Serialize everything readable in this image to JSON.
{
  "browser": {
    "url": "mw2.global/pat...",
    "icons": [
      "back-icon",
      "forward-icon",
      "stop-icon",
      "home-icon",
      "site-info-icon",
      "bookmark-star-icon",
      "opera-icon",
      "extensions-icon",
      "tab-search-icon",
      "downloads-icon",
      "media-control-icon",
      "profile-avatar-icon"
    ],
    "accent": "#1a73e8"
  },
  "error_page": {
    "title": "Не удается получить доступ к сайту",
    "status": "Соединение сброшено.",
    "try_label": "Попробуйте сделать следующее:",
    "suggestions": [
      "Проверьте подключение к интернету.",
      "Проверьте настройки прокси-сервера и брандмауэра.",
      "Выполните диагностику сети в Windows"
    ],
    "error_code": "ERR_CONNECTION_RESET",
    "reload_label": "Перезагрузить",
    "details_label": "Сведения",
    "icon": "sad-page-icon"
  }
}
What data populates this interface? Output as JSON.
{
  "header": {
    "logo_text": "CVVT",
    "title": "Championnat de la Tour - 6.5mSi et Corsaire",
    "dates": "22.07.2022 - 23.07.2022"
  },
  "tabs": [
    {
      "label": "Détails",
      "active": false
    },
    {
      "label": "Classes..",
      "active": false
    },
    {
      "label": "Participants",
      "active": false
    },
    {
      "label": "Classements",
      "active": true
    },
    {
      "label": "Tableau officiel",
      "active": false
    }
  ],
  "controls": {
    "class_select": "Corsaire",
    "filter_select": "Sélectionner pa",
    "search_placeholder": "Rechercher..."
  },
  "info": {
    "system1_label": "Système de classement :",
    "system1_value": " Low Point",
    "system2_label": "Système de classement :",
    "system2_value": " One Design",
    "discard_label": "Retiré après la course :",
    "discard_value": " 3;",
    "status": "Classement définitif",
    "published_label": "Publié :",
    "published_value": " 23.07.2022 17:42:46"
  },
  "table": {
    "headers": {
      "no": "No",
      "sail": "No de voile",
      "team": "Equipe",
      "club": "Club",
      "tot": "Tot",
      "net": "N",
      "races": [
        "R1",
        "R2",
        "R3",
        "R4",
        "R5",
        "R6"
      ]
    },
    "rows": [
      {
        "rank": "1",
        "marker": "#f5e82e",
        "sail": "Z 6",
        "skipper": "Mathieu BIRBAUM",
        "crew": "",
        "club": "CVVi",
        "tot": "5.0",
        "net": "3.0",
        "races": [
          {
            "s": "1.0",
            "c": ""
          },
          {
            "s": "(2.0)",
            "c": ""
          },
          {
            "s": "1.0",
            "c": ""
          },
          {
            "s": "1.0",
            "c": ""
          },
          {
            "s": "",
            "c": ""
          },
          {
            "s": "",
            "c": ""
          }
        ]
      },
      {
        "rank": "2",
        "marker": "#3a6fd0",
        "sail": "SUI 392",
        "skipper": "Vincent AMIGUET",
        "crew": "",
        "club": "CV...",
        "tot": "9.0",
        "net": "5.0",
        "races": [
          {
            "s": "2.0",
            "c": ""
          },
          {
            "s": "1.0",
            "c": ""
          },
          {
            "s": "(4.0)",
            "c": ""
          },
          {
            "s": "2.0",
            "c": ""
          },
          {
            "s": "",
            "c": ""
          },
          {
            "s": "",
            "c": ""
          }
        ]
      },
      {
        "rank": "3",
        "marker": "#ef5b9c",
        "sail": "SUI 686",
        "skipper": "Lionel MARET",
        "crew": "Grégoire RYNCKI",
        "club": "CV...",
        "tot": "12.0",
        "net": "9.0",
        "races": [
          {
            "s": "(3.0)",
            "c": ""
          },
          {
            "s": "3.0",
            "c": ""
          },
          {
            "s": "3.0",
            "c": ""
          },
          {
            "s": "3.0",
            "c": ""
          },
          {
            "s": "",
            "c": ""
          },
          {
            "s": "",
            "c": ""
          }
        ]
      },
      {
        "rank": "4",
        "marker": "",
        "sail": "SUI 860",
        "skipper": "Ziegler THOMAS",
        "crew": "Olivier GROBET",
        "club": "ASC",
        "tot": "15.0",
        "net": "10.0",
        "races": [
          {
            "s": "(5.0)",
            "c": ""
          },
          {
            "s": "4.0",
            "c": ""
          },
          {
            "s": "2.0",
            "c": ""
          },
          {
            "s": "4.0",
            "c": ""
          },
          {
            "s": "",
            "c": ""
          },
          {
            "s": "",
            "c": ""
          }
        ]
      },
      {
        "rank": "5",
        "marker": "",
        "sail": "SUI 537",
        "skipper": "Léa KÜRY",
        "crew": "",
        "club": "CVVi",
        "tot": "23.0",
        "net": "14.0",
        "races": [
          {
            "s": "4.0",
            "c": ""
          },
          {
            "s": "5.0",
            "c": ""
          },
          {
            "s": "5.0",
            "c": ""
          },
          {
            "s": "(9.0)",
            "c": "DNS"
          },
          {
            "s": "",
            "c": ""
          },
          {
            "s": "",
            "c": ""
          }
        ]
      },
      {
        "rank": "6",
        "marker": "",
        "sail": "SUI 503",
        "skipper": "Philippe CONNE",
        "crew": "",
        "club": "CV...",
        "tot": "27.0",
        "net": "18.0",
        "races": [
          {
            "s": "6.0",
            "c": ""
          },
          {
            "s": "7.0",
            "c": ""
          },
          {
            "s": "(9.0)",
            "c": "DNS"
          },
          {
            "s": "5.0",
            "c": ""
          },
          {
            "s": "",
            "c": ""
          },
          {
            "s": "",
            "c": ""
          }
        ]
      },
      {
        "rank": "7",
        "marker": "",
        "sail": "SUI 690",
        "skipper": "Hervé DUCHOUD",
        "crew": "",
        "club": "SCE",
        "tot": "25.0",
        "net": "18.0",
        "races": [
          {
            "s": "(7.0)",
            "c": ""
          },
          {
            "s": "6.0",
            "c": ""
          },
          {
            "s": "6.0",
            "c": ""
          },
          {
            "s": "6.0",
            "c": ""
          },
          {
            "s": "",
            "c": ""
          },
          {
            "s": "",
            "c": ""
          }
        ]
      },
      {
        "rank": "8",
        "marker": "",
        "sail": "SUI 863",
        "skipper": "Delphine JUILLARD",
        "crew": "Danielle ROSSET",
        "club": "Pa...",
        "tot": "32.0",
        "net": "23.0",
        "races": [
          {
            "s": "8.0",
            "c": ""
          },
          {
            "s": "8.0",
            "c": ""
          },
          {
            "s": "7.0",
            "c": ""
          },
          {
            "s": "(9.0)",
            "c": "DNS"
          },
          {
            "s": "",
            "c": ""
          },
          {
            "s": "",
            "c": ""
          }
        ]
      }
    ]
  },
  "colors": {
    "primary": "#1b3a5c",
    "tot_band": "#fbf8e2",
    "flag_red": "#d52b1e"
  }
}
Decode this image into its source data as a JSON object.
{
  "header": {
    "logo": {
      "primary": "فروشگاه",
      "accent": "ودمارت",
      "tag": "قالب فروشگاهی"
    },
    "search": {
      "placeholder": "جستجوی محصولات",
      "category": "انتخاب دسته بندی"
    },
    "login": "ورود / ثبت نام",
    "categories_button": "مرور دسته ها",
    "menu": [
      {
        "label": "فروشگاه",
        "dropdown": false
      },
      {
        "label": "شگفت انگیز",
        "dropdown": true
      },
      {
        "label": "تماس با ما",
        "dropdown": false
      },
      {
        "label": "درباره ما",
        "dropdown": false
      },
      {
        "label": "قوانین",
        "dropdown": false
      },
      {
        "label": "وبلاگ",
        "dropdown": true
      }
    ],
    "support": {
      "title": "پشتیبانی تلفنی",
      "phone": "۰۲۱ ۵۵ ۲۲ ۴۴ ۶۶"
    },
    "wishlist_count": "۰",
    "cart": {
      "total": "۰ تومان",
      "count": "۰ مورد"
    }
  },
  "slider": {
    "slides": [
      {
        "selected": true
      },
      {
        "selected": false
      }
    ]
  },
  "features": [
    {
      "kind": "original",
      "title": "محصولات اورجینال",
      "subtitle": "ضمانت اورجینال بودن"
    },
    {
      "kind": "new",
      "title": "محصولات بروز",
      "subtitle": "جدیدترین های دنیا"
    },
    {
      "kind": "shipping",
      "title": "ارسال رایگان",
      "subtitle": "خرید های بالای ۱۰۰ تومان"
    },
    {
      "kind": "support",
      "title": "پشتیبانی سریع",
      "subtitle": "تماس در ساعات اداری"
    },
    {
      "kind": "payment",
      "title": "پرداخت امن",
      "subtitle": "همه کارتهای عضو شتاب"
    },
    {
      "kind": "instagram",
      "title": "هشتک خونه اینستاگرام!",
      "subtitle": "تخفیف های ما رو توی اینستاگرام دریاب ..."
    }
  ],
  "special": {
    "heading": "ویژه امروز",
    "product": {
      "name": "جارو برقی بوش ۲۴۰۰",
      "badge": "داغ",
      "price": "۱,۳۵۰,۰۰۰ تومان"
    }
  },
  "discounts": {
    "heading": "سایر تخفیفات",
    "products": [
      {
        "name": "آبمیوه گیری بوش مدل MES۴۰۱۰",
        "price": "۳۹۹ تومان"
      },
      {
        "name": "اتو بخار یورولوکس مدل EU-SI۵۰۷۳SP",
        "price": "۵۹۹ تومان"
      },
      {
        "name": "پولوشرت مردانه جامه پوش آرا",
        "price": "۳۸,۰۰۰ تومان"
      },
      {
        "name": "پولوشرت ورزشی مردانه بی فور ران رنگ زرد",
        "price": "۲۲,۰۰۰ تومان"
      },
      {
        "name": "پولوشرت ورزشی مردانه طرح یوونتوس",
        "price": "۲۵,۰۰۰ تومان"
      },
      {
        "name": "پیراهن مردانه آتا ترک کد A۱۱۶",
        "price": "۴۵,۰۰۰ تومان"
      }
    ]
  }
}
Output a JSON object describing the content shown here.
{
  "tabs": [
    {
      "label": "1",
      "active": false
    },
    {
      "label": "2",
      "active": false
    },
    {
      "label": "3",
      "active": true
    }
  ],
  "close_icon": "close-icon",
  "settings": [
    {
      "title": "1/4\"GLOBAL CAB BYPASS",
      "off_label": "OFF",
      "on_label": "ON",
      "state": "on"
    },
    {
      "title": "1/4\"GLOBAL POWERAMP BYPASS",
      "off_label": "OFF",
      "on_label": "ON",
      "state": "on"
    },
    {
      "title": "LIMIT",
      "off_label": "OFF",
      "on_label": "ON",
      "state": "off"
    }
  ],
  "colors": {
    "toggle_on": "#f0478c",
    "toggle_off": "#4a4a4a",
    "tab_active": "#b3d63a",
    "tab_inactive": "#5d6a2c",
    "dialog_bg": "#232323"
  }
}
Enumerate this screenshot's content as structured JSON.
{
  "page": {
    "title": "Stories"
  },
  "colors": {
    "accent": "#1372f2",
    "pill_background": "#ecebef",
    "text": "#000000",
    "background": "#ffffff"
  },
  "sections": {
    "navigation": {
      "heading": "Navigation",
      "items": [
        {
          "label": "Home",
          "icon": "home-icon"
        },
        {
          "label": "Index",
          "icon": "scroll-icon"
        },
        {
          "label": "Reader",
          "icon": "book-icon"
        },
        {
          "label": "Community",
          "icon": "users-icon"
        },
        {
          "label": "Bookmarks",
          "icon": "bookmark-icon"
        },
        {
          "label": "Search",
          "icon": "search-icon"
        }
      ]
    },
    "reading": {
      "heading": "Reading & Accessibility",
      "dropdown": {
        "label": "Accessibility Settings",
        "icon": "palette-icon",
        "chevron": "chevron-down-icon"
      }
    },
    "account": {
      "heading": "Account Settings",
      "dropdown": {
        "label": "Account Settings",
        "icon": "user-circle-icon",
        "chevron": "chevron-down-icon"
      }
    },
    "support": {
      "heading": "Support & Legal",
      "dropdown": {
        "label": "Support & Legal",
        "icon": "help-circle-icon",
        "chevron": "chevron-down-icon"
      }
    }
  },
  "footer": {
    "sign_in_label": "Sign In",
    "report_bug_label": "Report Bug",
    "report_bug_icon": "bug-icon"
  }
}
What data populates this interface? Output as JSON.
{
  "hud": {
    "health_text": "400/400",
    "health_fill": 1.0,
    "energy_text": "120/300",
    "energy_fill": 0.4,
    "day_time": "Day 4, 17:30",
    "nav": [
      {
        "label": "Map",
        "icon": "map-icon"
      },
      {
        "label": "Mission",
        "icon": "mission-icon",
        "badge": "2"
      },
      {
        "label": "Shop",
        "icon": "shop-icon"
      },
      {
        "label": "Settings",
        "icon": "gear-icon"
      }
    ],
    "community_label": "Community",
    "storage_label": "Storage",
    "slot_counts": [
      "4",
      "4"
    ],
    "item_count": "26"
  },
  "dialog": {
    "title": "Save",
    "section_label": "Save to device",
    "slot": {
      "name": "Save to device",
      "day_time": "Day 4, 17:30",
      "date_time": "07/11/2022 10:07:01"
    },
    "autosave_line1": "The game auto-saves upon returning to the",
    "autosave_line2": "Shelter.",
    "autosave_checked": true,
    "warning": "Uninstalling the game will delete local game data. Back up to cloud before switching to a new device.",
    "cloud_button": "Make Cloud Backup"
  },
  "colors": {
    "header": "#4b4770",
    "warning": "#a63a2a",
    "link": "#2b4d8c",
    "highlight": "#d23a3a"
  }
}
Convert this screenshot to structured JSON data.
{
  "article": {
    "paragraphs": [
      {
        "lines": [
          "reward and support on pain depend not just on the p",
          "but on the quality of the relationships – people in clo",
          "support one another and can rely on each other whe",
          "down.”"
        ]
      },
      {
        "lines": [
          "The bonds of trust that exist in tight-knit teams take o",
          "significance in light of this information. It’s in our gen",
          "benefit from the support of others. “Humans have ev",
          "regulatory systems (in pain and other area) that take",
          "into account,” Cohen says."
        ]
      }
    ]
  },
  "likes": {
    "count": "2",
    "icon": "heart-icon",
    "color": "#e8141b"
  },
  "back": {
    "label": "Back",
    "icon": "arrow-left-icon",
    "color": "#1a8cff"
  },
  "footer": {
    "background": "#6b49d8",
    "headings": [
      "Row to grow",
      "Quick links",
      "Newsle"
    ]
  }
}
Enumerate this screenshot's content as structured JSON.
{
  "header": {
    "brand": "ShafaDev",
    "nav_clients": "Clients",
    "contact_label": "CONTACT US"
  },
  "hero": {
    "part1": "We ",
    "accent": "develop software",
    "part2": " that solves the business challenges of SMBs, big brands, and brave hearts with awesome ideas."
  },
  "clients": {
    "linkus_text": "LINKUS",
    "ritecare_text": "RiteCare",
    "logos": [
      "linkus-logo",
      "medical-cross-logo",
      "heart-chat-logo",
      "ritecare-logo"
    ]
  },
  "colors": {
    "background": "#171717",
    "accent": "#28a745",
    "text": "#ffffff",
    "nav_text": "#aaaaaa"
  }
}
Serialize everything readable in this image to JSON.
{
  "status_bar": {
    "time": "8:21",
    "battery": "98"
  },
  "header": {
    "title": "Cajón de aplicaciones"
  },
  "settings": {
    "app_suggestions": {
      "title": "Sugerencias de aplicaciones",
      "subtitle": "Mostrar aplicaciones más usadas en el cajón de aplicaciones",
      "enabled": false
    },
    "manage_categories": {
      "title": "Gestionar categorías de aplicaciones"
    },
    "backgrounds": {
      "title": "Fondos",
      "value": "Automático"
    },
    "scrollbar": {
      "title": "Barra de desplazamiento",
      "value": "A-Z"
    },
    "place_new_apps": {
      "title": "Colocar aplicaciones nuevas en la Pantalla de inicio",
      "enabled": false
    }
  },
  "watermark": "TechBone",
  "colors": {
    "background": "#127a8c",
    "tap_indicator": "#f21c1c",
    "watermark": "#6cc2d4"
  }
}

| Task brief |
In the records, locate each line holding the string "take" and copy it.

| The answer |
          "The bonds of trust that exist in tight-knit teams take o",
          "regulatory systems (in pain and other area) that take",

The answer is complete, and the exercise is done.